Written exercise: Without omitting anything, retype the data that follows.

Dataset entries on figures
►

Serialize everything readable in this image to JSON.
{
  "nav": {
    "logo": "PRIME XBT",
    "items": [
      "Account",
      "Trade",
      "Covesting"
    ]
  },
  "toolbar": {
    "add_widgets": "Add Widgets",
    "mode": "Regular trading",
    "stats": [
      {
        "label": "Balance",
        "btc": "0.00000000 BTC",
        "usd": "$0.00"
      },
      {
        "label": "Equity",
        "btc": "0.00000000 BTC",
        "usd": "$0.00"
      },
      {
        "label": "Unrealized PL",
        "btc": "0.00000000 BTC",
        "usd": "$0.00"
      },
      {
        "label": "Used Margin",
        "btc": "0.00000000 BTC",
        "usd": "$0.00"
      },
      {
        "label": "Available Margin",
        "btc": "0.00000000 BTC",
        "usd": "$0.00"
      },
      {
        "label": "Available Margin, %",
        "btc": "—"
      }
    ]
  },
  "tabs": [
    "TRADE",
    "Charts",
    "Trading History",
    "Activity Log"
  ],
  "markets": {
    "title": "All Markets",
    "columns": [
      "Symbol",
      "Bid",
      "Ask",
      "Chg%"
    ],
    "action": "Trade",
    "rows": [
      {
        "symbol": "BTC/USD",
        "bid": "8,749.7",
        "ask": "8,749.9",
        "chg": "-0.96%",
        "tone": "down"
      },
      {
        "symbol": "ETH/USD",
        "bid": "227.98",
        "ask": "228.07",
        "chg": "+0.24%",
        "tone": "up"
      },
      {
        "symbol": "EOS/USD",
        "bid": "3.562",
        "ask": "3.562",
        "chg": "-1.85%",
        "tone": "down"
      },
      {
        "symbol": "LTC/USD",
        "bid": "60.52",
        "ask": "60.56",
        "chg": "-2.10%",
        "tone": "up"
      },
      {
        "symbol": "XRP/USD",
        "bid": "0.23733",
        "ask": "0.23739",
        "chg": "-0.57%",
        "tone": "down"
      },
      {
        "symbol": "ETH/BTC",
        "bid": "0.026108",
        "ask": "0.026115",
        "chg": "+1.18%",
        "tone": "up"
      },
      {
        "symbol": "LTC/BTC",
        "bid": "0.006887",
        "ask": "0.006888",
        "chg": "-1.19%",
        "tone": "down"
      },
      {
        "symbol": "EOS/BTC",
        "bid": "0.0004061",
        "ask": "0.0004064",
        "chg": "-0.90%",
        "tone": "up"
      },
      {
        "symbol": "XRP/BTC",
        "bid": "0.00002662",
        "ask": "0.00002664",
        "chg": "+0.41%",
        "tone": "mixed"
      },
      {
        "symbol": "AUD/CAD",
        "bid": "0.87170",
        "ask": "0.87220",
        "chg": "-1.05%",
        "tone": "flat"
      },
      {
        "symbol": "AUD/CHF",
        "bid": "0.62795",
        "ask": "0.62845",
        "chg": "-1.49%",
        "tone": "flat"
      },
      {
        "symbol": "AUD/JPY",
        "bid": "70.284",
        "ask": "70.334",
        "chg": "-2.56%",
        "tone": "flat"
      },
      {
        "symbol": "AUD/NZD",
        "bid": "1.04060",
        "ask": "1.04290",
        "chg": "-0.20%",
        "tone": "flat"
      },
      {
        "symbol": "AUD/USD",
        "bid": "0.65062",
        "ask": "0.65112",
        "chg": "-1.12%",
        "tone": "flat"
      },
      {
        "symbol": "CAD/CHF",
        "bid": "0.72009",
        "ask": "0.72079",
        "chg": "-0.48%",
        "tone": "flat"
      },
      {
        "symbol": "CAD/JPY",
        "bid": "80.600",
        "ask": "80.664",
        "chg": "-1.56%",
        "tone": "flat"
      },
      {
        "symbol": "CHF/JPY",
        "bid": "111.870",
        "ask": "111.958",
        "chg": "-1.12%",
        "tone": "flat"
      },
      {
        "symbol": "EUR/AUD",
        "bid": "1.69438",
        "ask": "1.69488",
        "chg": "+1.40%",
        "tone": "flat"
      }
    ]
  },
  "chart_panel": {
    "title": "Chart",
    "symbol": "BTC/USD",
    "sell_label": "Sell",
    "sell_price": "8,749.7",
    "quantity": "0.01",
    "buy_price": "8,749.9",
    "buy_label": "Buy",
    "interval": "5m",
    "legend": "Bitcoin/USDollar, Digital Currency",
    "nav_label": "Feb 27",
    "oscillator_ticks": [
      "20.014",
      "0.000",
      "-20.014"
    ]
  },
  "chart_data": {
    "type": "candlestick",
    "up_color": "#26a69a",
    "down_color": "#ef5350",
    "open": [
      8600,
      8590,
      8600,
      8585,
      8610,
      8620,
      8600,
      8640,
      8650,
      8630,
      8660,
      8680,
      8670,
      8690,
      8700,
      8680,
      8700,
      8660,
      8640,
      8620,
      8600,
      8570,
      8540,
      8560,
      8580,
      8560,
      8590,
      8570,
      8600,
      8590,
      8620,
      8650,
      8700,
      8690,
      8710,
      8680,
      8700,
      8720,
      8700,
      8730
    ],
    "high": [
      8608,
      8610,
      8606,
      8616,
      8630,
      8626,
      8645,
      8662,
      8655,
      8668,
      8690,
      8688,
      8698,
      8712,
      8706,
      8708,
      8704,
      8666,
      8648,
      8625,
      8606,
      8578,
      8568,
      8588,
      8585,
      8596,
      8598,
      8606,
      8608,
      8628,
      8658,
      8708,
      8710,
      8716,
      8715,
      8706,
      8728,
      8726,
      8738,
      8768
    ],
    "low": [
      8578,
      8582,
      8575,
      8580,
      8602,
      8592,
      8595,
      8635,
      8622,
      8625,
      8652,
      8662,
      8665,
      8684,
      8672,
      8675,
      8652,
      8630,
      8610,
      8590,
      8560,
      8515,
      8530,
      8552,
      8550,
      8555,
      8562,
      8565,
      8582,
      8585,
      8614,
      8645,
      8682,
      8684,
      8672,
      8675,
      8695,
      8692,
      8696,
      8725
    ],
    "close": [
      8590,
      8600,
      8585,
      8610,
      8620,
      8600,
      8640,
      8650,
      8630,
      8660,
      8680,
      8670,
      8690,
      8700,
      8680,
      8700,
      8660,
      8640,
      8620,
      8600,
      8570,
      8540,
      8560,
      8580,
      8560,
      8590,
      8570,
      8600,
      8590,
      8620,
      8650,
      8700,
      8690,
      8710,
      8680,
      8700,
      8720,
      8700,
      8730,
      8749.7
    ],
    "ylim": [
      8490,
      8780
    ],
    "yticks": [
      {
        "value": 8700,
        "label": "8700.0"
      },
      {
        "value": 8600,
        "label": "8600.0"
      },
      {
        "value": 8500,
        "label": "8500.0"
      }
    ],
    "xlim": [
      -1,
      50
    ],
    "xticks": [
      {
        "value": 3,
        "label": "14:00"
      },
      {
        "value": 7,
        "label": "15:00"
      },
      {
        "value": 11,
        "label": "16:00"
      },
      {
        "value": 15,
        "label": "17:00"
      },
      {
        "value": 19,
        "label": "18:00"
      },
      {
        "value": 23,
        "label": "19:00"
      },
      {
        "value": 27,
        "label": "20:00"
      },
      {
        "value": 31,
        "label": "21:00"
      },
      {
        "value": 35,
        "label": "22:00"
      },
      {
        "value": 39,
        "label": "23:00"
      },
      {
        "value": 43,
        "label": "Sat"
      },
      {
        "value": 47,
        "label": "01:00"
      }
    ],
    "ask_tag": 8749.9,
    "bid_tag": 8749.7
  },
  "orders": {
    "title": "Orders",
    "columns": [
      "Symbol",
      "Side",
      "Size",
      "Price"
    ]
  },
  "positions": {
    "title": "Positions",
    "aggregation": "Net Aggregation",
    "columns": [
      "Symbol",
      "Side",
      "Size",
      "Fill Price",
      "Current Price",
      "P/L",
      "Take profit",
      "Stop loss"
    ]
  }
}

◄

Solution below:
Serialize everything readable in this image to JSON.
{
  "nav": {
    "logo": "PRIME XBT",
    "items": [
      "Account",
      "Trade",
      "Covesting"
    ]
  },
  "toolbar": {
    "add_widgets": "Add Widgets",
    "mode": "Regular trading",
    "stats": [
      {
        "label": "Balance",
        "btc": "0.00000000 BTC",
        "usd": "$0.00"
      },
      {
        "label": "Equity",
        "btc": "0.00000000 BTC",
        "usd": "$0.00"
      },
      {
        "label": "Unrealized PL",
        "btc": "0.00000000 BTC",
        "usd": "$0.00"
      },
      {
        "label": "Used Margin",
        "btc": "0.00000000 BTC",
        "usd": "$0.00"
      },
      {
        "label": "Available Margin",
        "btc": "0.00000000 BTC",
        "usd": "$0.00"
      },
      {
        "label": "Available Margin, %",
        "btc": "—"
      }
    ]
  },
  "tabs": [
    "TRADE",
    "Charts",
    "Trading History",
    "Activity Log"
  ],
  "markets": {
    "title": "All Markets",
    "columns": [
      "Symbol",
      "Bid",
      "Ask",
      "Chg%"
    ],
    "action": "Trade",
    "rows": [
      {
        "symbol": "BTC/USD",
        "bid": "8,749.7",
        "ask": "8,749.9",
        "chg": "-0.96%",
        "tone": "down"
      },
      {
        "symbol": "ETH/USD",
        "bid": "227.98",
        "ask": "228.07",
        "chg": "+0.24%",
        "tone": "up"
      },
      {
        "symbol": "EOS/USD",
        "bid": "3.562",
        "ask": "3.562",
        "chg": "-1.85%",
        "tone": "down"
      },
      {
        "symbol": "LTC/USD",
        "bid": "60.52",
        "ask": "60.56",
        "chg": "-2.10%",
        "tone": "up"
      },
      {
        "symbol": "XRP/USD",
        "bid": "0.23733",
        "ask": "0.23739",
        "chg": "-0.57%",
        "tone": "down"
      },
      {
        "symbol": "ETH/BTC",
        "bid": "0.026108",
        "ask": "0.026115",
        "chg": "+1.18%",
        "tone": "up"
      },
      {
        "symbol": "LTC/BTC",
        "bid": "0.006887",
        "ask": "0.006888",
        "chg": "-1.19%",
        "tone": "down"
      },
      {
        "symbol": "EOS/BTC",
        "bid": "0.0004061",
        "ask": "0.0004064",
        "chg": "-0.90%",
        "tone": "up"
      },
      {
        "symbol": "XRP/BTC",
        "bid": "0.00002662",
        "ask": "0.00002664",
        "chg": "+0.41%",
        "tone": "mixed"
      },
      {
        "symbol": "AUD/CAD",
        "bid": "0.87170",
        "ask": "0.87220",
        "chg": "-1.05%",
        "tone": "flat"
      },
      {
        "symbol": "AUD/CHF",
        "bid": "0.62795",
        "ask": "0.62845",
        "chg": "-1.49%",
        "tone": "flat"
      },
      {
        "symbol": "AUD/JPY",
        "bid": "70.284",
        "ask": "70.334",
        "chg": "-2.56%",
        "tone": "flat"
      },
      {
        "symbol": "AUD/NZD",
        "bid": "1.04060",
        "ask": "1.04290",
        "chg": "-0.20%",
        "tone": "flat"
      },
      {
        "symbol": "AUD/USD",
        "bid": "0.65062",
        "ask": "0.65112",
        "chg": "-1.12%",
        "tone": "flat"
      },
      {
        "symbol": "CAD/CHF",
        "bid": "0.72009",
        "ask": "0.72079",
        "chg": "-0.48%",
        "tone": "flat"
      },
      {
        "symbol": "CAD/JPY",
        "bid": "80.600",
        "ask": "80.664",
        "chg": "-1.56%",
        "tone": "flat"
      },
      {
        "symbol": "CHF/JPY",
        "bid": "111.870",
        "ask": "111.958",
        "chg": "-1.12%",
        "tone": "flat"
      },
      {
        "symbol": "EUR/AUD",
        "bid": "1.69438",
        "ask": "1.69488",
        "chg": "+1.40%",
        "tone": "flat"
      }
    ]
  },
  "chart_panel": {
    "title": "Chart",
    "symbol": "BTC/USD",
    "sell_label": "Sell",
    "sell_price": "8,749.7",
    "quantity": "0.01",
    "buy_price": "8,749.9",
    "buy_label": "Buy",
    "interval": "5m",
    "legend": "Bitcoin/USDollar, Digital Currency",
    "nav_label": "Feb 27",
    "oscillator_ticks": [
      "20.014",
      "0.000",
      "-20.014"
    ]
  },
  "chart_data": {
    "type": "candlestick",
    "up_color": "#26a69a",
    "down_color": "#ef5350",
    "open": [
      8600,
      8590,
      8600,
      8585,
      8610,
      8620,
      8600,
      8640,
      8650,
      8630,
      8660,
      8680,
      8670,
      8690,
      8700,
      8680,
      8700,
      8660,
      8640,
      8620,
      8600,
      8570,
      8540,
      8560,
      8580,
      8560,
      8590,
      8570,
      8600,
      8590,
      8620,
      8650,
      8700,
      8690,
      8710,
      8680,
      8700,
      8720,
      8700,
      8730
    ],
    "high": [
      8608,
      8610,
      8606,
      8616,
      8630,
      8626,
      8645,
      8662,
      8655,
      8668,
      8690,
      8688,
      8698,
      8712,
      8706,
      8708,
      8704,
      8666,
      8648,
      8625,
      8606,
      8578,
      8568,
      8588,
      8585,
      8596,
      8598,
      8606,
      8608,
      8628,
      8658,
      8708,
      8710,
      8716,
      8715,
      8706,
      8728,
      8726,
      8738,
      8768
    ],
    "low": [
      8578,
      8582,
      8575,
      8580,
      8602,
      8592,
      8595,
      8635,
      8622,
      8625,
      8652,
      8662,
      8665,
      8684,
      8672,
      8675,
      8652,
      8630,
      8610,
      8590,
      8560,
      8515,
      8530,
      8552,
      8550,
      8555,
      8562,
      8565,
      8582,
      8585,
      8614,
      8645,
      8682,
      8684,
      8672,
      8675,
      8695,
      8692,
      8696,
      8725
    ],
    "close": [
      8590,
      8600,
      8585,
      8610,
      8620,
      8600,
      8640,
      8650,
      8630,
      8660,
      8680,
      8670,
      8690,
      8700,
      8680,
      8700,
      8660,
      8640,
      8620,
      8600,
      8570,
      8540,
      8560,
      8580,
      8560,
      8590,
      8570,
      8600,
      8590,
      8620,
      8650,
      8700,
      8690,
      8710,
      8680,
      8700,
      8720,
      8700,
      8730,
      8749.7
    ],
    "ylim": [
      8490,
      8780
    ],
    "yticks": [
      {
        "value": 8700,
        "label": "8700.0"
      },
      {
        "value": 8600,
        "label": "8600.0"
      },
      {
        "value": 8500,
        "label": "8500.0"
      }
    ],
    "xlim": [
      -1,
      50
    ],
    "xticks": [
      {
        "value": 3,
        "label": "14:00"
      },
      {
        "value": 7,
        "label": "15:00"
      },
      {
        "value": 11,
        "label": "16:00"
      },
      {
        "value": 15,
        "label": "17:00"
      },
      {
        "value": 19,
        "label": "18:00"
      },
      {
        "value": 23,
        "label": "19:00"
      },
      {
        "value": 27,
        "label": "20:00"
      },
      {
        "value": 31,
        "label": "21:00"
      },
      {
        "value": 35,
        "label": "22:00"
      },
      {
        "value": 39,
        "label": "23:00"
      },
      {
        "value": 43,
        "label": "Sat"
      },
      {
        "value": 47,
        "label": "01:00"
      }
    ],
    "ask_tag": 8749.9,
    "bid_tag": 8749.7
  },
  "orders": {
    "title": "Orders",
    "columns": [
      "Symbol",
      "Side",
      "Size",
      "Price"
    ]
  },
  "positions": {
    "title": "Positions",
    "aggregation": "Net Aggregation",
    "columns": [
      "Symbol",
      "Side",
      "Size",
      "Fill Price",
      "Current Price",
      "P/L",
      "Take profit",
      "Stop loss"
    ]
  }
}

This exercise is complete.